_EXERCISE AIM_
Show only lines that include "English".

_DATASET RECORDS_
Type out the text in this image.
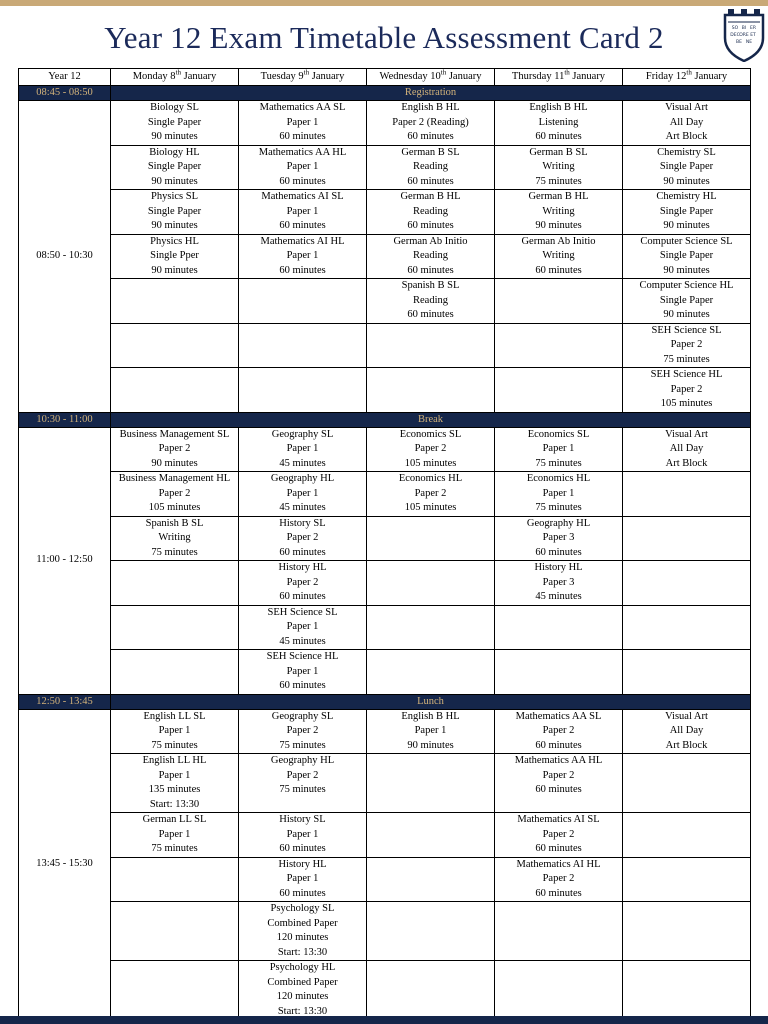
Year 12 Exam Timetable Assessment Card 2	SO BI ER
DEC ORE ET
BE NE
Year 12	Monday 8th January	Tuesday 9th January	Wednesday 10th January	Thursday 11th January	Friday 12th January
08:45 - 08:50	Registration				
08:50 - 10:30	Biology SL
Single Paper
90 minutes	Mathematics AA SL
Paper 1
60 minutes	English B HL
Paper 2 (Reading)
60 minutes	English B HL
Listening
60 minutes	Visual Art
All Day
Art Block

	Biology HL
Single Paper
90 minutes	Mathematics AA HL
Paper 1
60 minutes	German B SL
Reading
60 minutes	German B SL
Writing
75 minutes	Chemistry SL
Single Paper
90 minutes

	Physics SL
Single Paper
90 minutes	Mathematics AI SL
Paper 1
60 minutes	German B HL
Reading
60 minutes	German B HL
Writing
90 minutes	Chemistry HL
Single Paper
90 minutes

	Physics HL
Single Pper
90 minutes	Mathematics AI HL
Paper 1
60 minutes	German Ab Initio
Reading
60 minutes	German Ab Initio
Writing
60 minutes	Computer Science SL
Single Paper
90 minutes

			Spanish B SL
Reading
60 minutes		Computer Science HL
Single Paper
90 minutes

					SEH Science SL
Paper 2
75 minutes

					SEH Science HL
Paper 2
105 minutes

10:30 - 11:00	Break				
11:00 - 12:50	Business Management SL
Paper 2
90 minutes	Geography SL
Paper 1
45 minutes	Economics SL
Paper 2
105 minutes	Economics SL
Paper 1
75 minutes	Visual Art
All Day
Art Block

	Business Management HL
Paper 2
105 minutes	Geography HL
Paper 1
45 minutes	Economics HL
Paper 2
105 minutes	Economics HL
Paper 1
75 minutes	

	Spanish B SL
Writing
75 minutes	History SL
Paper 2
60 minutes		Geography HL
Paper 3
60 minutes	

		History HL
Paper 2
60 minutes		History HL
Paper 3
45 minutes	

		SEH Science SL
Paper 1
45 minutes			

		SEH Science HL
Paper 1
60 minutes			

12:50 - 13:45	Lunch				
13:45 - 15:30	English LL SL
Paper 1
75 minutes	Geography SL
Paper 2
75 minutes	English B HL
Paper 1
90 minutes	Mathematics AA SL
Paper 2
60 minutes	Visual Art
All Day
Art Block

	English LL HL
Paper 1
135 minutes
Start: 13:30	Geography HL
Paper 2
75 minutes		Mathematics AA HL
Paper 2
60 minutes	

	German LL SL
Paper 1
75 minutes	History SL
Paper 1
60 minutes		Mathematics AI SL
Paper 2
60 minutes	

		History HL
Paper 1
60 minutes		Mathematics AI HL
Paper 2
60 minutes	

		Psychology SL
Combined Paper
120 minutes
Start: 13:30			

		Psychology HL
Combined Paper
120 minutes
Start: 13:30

==

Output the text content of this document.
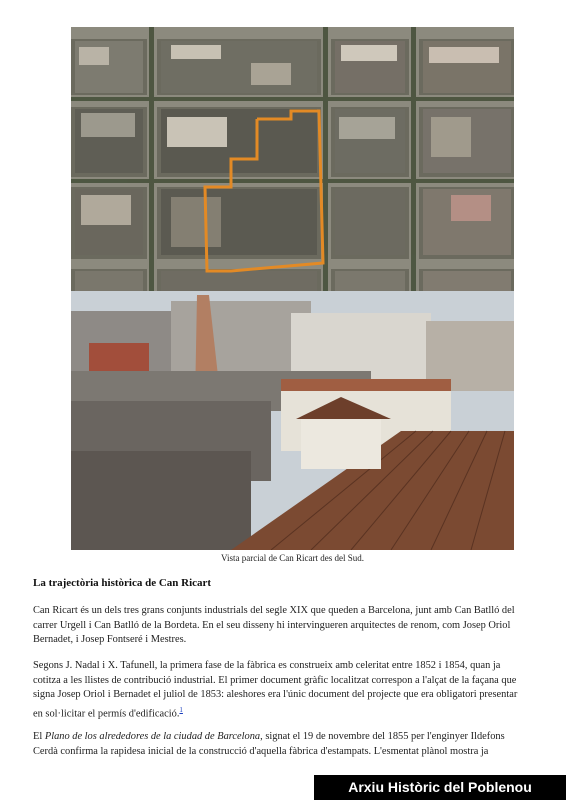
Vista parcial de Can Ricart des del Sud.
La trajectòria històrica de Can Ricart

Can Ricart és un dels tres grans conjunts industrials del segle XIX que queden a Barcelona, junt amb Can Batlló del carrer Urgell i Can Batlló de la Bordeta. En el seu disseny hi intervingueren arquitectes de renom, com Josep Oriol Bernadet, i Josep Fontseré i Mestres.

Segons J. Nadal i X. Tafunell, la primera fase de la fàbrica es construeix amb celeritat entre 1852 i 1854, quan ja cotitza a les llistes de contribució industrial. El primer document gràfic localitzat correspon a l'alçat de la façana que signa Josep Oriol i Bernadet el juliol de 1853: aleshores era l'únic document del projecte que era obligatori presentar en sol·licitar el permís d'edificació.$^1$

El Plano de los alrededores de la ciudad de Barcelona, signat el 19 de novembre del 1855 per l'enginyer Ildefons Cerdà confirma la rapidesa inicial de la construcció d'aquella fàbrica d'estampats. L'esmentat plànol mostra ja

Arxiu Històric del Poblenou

_THE OUTPUT_
60 minutes	English B HL
60 minutes	English B HL
13:45 - 15:30	English LL SL
75 minutes	English B HL
	English LL HL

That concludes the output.